Let's take a look at why this kind of "it's me or ponies" ultimatum is not okay. This is basically the equivalent of saying "you have to choose between watching the football, and dating me" or "if you keep watching reality shows, we have to break up." While the latter is quite understandable in my book, it still brings me to a point of what makes a good relationship, and if these ultimatums are coming up, well then you have a problem other than a difference of interests.

Relationships are about understanding and compromise - as long as you understand (or even if you don't) and can tolerate your significant other's values, thoughts, and behaviors, then you might just have an absolutely wonderful relationship. You don't have to have the same interests, hobbies, or styles to get along.

Take, for example, my relationship with my boyfriend. He doesn't really like cute and "girly" (by socially normative standards, but we'll get to that) things. But when he spots something that fits that description, he loves me enough that he knows I would probably like it, and proceed forward it to my attention. The same goes for all things MLP:FIM. He is in no way a fan of the show, and is far from considering himself a Brony, but he knows the plot of every episode because he can tolerate being in the room with me while I watch, and will even let me show him scenes I think are funny (he TOTALLY laughed at FlutterGuy). It's the idea that you don't always have to have the same interests, but being able to accept them is what really matters.
Another couple friends of mine who are engaged to be married also had this kind of view. I showed the first couple episodes to the both of them to which her reaction was a playful enjoyment of the cute and silly, while his reaction was more a baffled amusement compared to her enjoyment. After the first two episodes, which was what we agreed we'd all watch just to introduce it, he patted her on the head and said, "Okay, well you have YouTube and can watch while I'm not around." None of this "I can't believe you like this it's so childish and silly and dumb" nonsense. It's okay to have differing interests.

So there's Love and Tolerance: where even if you think that something they do doesn't really make sense, or you don't agree with it, you can still be with the person because they have enough other qualities that you like/love about them - the two really go hand in hand, and it's hard to define either of them without the other (in this circumstance).


With the notion of Love and Tolerance aside, I now get to the "Teens React..." video and the answers of the girls when they were asked, "Would you date a boy who was brony?" (at 4:45 in the video) There was a resounding "NO" from the girls. Analyzing this from a "scientific" point of view, we will have to take into account the fact that the video did not show responses from all the girls, only 4 of the 6. Rumor, one of the girls who was not shown, did voice her support for bronies near the end of the video, so lets assume she would have said yes. Of the ones whose reactions were shown, everyone said "no" with a considerable amount of disgust in their voices. Even Jade, who knew of Bronies before being shown the opening and asked about it said, "Hell NO!" And then Madison, who was asked, "What if you said 'hey, you know take me out to the movies' and they were like, 'no, I'm sorry - tonight, My Little Pony's on'?" and that would be the point of breaking up with them - what's the difference, as I pointed out before, between that, and saying, "No, can't go on a date tonight, the football game is on" or "I'm hanging out with the guys tonight?"
Lia put it in terms that basically sums up the entire problem that girls and society in general, have with the basic idea of the "Brony" - the acceptability of breaking gender and age norms. As Lia said, "No, I don't want some boy that's watching My Little Pony, I want a boy who's like, 'I'm tough.'" Congratulations, girl - I sure hope you aren't a feminist otherwise you'd be another one to chalk up to the hypocrite list. We will discuss this in more depth in the next post: how Bronydom really stretches the gender-norm line, and really shows society's backwards expectations and the reverse sexism that occurs in our modern western society.

For now, I have a chili recipe to try out.

**Supplied data:**

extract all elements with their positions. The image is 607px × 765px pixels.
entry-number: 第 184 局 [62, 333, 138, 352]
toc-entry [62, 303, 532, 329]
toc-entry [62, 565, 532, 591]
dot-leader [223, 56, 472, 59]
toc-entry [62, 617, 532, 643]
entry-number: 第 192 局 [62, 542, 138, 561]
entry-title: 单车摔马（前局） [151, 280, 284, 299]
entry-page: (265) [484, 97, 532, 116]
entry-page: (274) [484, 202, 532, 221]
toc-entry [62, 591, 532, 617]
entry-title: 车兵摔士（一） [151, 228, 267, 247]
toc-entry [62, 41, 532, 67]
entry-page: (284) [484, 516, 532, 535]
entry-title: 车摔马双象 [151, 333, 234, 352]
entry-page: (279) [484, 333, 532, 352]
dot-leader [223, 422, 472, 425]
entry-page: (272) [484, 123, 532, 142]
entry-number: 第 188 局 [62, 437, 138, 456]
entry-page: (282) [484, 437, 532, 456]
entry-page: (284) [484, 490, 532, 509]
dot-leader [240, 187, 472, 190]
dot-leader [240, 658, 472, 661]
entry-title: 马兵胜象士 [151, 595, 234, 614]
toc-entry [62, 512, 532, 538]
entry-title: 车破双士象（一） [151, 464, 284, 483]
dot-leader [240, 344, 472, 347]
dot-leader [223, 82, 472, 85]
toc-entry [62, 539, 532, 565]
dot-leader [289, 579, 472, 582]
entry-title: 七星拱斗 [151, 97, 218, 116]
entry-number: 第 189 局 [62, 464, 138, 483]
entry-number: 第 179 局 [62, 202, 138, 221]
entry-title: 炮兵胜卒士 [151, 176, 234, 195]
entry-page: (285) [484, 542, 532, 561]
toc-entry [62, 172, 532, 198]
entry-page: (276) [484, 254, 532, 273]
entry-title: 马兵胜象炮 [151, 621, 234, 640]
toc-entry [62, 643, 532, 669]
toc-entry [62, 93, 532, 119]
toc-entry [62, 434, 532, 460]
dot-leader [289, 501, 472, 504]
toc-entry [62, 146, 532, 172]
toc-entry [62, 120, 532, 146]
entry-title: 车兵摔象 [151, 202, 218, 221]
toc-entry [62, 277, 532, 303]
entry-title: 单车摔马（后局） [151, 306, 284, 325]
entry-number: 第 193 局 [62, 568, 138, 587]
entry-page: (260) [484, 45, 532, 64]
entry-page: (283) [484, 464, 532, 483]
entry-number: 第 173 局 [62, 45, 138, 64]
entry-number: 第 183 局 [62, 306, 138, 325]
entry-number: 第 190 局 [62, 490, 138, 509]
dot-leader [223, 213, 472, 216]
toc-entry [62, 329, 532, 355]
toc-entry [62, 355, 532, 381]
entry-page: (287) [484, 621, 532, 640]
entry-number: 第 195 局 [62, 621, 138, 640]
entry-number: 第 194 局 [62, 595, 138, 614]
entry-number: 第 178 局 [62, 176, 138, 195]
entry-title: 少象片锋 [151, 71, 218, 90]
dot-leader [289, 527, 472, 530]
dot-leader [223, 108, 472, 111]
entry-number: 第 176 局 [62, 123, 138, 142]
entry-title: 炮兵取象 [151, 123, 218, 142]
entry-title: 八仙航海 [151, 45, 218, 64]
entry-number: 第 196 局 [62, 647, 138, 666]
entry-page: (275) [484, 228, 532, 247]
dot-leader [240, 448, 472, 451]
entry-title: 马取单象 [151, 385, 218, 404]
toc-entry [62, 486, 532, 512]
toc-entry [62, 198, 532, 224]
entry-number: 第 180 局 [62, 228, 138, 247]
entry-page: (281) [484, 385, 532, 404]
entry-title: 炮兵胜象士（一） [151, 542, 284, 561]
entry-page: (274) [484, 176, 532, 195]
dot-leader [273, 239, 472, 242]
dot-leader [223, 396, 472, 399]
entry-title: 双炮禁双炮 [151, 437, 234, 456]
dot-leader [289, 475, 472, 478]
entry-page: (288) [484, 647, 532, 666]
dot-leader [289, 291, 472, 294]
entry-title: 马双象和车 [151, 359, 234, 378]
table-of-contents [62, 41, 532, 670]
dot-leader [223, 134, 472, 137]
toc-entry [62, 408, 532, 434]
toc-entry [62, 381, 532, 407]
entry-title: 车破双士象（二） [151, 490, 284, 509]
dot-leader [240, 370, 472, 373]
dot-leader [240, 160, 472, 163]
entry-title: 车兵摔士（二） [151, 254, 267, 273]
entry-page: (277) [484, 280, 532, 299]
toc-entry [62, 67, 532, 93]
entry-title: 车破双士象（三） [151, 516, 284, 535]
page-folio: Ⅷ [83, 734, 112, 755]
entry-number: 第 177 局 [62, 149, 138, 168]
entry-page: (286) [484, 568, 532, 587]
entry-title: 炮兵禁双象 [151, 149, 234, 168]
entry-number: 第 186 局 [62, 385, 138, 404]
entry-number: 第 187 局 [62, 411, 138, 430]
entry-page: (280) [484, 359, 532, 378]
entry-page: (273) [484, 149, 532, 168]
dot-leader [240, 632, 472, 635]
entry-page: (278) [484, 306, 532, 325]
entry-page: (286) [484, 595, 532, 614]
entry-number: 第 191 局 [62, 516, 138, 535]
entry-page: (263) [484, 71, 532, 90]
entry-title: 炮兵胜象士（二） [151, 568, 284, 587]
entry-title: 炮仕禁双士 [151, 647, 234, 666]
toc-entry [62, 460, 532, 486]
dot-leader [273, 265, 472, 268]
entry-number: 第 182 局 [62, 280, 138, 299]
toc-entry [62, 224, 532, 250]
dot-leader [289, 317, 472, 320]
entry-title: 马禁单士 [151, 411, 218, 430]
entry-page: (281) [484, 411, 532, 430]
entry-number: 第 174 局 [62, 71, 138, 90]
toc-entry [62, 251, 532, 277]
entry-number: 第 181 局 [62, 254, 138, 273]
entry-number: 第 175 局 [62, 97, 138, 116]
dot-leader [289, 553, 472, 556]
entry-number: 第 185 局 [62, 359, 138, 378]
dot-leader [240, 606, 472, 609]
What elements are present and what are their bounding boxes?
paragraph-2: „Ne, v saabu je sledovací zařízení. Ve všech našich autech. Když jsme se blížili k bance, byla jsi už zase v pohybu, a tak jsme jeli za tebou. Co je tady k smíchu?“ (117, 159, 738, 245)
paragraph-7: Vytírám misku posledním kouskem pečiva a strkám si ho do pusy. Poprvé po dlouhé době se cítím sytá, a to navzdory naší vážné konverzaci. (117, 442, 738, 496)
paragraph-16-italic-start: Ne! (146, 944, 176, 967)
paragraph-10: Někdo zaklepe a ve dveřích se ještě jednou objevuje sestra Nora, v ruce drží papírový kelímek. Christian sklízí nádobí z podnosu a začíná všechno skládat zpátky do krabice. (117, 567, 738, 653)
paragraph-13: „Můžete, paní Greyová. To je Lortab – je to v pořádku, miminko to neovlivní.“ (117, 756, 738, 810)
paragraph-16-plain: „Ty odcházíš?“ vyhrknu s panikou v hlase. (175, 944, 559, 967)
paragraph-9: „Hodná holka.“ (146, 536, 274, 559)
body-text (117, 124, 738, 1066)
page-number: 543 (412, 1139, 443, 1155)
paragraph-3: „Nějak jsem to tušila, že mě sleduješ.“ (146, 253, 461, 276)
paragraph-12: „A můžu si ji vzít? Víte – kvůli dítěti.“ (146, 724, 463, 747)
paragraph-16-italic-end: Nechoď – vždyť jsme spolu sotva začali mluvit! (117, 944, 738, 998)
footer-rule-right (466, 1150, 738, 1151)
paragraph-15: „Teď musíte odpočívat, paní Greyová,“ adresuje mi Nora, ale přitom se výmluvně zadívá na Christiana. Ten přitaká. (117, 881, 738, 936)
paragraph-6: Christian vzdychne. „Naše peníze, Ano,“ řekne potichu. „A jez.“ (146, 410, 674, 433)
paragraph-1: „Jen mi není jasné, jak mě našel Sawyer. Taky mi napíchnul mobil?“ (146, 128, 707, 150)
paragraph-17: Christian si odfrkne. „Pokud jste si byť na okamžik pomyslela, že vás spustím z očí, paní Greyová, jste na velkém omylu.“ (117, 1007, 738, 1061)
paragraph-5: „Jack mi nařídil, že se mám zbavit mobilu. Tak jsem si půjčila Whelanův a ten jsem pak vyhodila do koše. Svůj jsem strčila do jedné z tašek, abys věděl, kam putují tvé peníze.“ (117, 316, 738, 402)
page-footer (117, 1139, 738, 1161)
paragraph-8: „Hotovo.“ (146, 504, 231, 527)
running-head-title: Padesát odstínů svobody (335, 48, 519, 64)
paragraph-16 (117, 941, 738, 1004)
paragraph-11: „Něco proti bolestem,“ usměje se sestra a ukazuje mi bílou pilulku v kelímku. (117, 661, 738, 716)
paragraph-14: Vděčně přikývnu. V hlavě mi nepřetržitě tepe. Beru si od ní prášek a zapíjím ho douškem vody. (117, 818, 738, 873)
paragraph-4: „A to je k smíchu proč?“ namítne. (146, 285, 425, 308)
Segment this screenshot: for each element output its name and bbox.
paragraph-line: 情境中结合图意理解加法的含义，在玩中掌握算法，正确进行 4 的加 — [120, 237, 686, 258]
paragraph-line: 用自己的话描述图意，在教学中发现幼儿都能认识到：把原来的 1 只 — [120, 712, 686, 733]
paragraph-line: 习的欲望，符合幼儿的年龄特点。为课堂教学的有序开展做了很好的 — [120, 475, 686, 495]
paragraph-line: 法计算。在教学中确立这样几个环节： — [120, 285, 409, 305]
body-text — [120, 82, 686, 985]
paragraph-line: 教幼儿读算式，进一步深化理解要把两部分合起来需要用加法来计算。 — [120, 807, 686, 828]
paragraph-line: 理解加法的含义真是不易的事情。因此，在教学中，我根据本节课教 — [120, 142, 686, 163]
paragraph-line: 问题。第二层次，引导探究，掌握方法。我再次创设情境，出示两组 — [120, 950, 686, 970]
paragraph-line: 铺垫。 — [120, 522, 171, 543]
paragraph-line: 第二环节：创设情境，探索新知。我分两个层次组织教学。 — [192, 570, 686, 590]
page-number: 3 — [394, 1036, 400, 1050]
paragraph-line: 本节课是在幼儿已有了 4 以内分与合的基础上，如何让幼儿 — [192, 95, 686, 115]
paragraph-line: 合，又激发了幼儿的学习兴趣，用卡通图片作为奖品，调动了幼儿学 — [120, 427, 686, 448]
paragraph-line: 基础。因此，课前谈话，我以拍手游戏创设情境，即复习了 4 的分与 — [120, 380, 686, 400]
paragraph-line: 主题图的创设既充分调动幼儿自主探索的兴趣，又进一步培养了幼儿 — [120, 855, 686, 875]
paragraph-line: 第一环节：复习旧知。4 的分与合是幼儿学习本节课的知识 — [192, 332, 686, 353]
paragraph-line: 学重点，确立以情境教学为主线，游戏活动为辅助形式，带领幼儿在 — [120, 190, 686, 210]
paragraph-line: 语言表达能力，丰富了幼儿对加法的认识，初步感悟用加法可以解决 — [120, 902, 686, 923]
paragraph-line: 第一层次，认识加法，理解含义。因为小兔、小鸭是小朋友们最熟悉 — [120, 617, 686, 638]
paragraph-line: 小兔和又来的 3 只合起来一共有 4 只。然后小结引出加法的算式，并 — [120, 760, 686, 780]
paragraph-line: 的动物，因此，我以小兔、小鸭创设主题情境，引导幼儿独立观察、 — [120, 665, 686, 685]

**Brief 1:** List every girl from the "Teens React..." video whom the post about dating Bronies mentions by name.
**Brief 2:** According to the post about dating Bronies, at what time in the video were the girls asked whether they would date a boy who was a Brony?
The data above isn't needed for any of this.

**Result 1:** Rumor, Jade, Madison, Lia

**Result 2:** At 4:45.